[Page extract]
# Help Puppies have lost their minds totally.



## terrilhb (Aug 18, 2012)

HELP. Well the puppies turned 7 months old on the 12th of this month. They were doing fantastic with the goats and chickens. I mean perfect.  Then yesterday it went south.  I came home and found 1 of the puppies with feathers in its mouth. I ran looking for chickens. I found a hen with all her long tail feathers gone. No blood or anything and alive. Then I see a hen looking funny. She is literally soaked. Like water dripping. I grabbed her and ran her in the house. I was not sure what exactly happened. But I had a feeling. Today I let the RIR's out and everytime they looked at the chickens I told them no Leave It. I ran in the house for 2 minutes. Came back out and heard them screaming. I saw another puppy with a mouthful of feathers. And found a hen hunched down.   I grabbed her up and took her to the puppy that had the feathers. Yelled loudly at him and put him on his side and put the hen on him and yelled at him. I know I was wrong to ever leave them but I figured because they were doing so well it would be ok.  What am I doing wrong? I don't think they are trying to kill them just trying to play with them. But they can't do that. What can I do?  Why are they starting this now? They have done so good.   I am lost


----------



## Grazer (Aug 18, 2012)

[Prompt 1] In the puppy thread, on what day of the month did the puppies turn 7 months old?
[Prompt 2] Please resume the puppy thread from the point where it stops.
The data come from a separate source.

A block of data
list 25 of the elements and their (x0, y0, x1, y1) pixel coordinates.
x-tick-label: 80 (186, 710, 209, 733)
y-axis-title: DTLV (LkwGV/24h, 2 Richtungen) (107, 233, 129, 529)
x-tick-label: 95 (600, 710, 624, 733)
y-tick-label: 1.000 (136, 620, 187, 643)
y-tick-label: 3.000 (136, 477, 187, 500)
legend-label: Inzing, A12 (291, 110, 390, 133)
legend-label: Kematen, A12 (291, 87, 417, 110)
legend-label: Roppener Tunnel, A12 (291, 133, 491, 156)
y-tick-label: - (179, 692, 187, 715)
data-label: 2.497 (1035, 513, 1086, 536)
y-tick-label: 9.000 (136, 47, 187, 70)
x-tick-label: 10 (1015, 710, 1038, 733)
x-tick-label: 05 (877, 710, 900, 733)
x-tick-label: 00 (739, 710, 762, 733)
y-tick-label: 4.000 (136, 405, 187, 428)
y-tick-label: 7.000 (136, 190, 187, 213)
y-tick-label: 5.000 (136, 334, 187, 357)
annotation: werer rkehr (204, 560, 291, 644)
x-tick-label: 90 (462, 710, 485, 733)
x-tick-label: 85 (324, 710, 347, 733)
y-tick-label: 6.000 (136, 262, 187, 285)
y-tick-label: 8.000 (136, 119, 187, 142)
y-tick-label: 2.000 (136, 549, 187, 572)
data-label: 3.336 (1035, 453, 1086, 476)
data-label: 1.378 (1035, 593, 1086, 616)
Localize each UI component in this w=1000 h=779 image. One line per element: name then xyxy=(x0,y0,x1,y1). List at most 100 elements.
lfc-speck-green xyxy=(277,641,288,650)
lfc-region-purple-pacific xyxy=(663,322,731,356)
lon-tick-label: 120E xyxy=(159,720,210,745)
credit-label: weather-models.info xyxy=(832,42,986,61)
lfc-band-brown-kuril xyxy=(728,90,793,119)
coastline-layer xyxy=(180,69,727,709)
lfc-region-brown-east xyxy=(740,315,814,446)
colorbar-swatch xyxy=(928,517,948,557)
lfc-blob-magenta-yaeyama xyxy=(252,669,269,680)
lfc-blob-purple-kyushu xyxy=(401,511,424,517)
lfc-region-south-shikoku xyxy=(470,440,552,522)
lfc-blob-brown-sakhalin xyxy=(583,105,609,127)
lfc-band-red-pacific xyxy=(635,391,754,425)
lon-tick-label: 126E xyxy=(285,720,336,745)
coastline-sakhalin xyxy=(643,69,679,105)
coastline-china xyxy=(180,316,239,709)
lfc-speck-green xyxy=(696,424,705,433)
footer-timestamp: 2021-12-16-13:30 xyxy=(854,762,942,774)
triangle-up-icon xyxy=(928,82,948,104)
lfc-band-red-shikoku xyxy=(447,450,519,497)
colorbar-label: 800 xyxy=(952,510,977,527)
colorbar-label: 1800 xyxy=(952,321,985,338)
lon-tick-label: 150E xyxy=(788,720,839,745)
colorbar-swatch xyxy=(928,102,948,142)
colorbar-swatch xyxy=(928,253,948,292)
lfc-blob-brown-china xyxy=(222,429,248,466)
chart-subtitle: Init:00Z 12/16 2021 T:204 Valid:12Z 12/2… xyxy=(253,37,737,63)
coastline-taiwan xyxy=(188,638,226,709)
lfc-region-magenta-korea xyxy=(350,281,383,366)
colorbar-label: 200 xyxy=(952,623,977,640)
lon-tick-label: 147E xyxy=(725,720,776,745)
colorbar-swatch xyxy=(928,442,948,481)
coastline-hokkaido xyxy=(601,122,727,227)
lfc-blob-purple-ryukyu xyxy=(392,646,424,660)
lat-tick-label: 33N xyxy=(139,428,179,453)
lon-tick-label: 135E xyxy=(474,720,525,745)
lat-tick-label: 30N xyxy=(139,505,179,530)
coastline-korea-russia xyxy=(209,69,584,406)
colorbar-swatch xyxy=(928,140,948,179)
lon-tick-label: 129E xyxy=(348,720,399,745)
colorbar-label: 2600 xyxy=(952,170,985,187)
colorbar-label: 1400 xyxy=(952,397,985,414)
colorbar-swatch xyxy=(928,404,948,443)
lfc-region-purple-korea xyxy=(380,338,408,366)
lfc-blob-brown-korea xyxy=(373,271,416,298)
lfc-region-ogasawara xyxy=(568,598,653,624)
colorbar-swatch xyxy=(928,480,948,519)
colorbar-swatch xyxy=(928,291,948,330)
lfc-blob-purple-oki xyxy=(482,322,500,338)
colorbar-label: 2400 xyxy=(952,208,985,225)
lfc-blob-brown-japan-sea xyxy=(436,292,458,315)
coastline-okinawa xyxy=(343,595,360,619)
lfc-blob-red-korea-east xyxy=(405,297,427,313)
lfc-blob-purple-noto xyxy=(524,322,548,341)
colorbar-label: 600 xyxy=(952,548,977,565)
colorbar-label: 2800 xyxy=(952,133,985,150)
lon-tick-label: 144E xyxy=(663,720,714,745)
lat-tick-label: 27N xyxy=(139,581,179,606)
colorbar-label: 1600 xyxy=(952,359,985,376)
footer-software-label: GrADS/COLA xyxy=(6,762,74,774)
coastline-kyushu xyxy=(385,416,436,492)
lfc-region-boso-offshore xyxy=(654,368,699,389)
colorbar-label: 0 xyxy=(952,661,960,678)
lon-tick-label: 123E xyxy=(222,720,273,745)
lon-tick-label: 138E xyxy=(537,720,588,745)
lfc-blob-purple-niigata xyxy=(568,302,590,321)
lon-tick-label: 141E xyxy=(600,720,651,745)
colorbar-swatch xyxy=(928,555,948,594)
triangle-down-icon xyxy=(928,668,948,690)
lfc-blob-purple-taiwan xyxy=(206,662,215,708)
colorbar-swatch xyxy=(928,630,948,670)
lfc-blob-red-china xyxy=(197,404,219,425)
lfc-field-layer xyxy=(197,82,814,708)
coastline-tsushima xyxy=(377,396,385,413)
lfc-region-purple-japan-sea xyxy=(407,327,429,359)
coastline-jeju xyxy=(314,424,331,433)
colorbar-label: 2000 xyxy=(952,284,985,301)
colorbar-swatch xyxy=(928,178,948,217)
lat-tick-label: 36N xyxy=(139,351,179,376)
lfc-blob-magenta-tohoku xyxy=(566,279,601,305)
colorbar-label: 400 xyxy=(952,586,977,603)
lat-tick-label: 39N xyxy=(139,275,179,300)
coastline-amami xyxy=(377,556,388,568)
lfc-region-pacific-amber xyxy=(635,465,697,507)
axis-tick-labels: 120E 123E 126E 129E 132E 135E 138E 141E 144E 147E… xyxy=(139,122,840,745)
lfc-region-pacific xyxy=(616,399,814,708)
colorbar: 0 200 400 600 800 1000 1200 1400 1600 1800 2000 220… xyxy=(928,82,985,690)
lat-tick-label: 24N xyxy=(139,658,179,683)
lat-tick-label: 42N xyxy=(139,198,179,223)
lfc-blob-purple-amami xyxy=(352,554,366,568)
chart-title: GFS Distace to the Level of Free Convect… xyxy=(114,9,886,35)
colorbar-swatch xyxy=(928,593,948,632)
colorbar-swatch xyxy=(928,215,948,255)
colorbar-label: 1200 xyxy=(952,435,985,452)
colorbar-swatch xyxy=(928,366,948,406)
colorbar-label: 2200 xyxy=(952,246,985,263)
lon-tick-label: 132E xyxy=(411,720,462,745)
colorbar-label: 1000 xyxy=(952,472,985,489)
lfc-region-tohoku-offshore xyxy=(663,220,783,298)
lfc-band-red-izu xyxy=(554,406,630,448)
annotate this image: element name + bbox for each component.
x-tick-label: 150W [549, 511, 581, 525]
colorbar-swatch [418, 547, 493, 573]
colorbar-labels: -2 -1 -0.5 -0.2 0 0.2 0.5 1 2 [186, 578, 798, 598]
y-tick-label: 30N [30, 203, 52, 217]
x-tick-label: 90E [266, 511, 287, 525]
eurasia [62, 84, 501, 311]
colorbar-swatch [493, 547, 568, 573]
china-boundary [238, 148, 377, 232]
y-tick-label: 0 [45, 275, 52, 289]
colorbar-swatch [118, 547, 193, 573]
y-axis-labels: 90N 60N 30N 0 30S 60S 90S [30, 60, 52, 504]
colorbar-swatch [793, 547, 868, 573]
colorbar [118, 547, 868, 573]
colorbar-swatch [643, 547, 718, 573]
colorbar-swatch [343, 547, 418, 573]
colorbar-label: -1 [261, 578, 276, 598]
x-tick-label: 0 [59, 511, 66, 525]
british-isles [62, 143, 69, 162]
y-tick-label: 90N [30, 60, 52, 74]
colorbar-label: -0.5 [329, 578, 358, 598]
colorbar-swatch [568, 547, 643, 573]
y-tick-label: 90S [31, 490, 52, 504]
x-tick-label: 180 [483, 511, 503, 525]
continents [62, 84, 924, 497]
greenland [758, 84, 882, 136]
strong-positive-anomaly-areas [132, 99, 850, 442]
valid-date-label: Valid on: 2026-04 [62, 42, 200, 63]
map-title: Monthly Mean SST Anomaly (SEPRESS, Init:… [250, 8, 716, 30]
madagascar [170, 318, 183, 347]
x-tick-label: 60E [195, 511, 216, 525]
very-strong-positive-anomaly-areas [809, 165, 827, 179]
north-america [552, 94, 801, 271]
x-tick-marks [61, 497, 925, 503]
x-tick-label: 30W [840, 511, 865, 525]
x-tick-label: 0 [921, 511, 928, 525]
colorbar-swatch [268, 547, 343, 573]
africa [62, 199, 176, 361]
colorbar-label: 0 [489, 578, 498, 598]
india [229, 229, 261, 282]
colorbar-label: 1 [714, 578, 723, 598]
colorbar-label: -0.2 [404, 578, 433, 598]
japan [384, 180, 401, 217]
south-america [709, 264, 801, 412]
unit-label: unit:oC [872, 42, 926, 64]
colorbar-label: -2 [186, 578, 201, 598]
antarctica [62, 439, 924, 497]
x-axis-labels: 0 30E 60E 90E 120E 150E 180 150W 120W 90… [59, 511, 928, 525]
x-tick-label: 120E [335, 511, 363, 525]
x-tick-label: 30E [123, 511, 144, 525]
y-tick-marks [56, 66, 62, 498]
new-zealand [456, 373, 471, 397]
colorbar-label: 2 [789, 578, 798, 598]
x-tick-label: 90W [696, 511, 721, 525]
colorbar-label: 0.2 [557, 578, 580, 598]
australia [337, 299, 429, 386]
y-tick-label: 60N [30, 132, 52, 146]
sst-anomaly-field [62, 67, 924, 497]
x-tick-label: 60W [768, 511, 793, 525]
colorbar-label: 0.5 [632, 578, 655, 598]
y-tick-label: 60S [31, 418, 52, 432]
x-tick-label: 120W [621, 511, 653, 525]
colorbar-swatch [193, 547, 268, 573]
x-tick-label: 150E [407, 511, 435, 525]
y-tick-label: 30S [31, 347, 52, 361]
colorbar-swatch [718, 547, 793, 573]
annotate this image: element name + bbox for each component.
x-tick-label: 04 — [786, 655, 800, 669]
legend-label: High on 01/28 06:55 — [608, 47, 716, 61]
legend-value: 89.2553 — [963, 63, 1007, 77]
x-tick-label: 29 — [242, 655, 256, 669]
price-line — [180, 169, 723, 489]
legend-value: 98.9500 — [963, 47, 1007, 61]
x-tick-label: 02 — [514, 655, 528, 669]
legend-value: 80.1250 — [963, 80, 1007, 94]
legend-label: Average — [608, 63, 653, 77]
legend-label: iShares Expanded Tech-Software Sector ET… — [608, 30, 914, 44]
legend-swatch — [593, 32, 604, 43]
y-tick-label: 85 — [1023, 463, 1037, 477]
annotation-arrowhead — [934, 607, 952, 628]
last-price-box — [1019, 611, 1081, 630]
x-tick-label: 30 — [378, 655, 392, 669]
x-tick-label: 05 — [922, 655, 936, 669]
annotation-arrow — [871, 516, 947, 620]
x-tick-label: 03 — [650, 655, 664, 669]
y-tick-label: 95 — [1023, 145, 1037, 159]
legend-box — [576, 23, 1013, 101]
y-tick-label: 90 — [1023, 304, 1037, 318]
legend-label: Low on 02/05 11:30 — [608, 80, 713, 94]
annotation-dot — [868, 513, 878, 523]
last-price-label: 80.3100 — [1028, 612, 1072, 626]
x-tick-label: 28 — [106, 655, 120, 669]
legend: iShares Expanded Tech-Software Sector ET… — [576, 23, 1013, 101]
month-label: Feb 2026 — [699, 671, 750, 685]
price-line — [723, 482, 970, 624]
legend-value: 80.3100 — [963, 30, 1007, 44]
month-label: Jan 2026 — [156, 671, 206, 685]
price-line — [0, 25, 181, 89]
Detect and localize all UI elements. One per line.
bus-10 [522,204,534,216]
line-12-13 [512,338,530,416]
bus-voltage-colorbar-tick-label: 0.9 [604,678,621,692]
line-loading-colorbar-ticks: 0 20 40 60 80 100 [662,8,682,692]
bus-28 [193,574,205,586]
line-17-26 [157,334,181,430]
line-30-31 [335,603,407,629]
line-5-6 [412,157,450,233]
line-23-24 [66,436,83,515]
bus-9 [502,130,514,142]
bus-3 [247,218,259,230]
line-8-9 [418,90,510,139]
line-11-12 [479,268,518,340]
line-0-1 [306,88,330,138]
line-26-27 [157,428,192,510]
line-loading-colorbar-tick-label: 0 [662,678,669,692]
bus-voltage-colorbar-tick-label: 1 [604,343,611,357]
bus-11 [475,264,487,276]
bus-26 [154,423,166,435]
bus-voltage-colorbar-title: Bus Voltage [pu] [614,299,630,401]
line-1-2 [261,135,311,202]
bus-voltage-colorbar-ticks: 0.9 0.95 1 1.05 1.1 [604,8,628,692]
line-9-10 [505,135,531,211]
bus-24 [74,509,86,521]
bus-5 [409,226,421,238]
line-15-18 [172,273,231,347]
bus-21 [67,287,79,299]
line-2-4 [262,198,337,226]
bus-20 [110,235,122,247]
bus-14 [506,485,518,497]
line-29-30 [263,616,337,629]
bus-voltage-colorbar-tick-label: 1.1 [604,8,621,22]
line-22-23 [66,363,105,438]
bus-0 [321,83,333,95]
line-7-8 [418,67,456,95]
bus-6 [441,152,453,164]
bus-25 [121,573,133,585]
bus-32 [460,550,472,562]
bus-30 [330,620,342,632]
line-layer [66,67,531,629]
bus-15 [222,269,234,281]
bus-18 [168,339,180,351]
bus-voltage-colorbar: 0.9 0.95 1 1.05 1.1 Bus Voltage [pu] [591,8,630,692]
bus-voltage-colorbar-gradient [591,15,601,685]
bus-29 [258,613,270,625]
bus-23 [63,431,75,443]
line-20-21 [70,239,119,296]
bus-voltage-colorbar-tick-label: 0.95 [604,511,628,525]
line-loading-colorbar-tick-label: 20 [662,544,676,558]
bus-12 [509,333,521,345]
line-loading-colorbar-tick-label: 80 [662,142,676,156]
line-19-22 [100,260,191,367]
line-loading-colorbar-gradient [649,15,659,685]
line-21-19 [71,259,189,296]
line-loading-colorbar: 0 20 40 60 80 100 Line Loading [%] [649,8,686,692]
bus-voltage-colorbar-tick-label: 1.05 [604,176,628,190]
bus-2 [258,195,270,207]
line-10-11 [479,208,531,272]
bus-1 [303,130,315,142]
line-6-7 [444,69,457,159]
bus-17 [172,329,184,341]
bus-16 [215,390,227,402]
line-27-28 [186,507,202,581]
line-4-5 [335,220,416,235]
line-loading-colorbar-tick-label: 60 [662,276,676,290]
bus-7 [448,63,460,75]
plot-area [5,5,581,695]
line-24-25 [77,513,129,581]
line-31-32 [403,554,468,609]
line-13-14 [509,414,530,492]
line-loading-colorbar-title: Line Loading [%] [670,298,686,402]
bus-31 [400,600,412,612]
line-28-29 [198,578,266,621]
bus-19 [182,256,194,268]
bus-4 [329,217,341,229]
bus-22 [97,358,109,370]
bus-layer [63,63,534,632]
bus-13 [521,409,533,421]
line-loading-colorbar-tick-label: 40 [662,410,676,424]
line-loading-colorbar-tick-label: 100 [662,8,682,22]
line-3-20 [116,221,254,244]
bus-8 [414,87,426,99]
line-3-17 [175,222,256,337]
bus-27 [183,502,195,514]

[Expected output 1] The 12th.

[Expected output 2]
I don't want to sound rude, but there are so many threads on this forum about this very subject. 
And apparently it just doesn't matter how often the experienced LGD owners keep repeating one can't leave puppies unsupervised with any type of livestock (especially poultry) or expect them to guard actively.

Your puppies haven't lost their mind, they are just juveniles and showing the typical puppy behavior.
That's why if you don't want them to go to the next step and actually kill chicken, you need to make sure they are never unsupervised with your animals until they are at least 18 months.
In the mean time, keep observing them and correct them every time they start playing with the chicken and/or chasing them.

I believe I've read that your puppies are a Great Pyrenees, Labrador and Siberian Husky mix? Just keep in mind that the later two breeds have a high prey drive and because of that it might be more challenging to get them not to chase smaller animals. 
A little off topic perhaps, but me personally I would never get a non LGD breed (or an LGD mixed with non LGD breeds) to guard any kind of livestock.


----------



## CrazyCatNChickenLady (Aug 18, 2012)

Grazer said:
			
		

> I don't want to sound rude, but there are so many threads on this forum about this very subject.
> And apparently it just doesn't matter how often the experienced LGD owners keep repeating one can't leave puppies unsupervised with any type of livestock (especially poultry) or expect them to guard actively.
> 
> Your puppies haven't lost their mind, they are just juveniles and showing the typical puppy behavior.
> ...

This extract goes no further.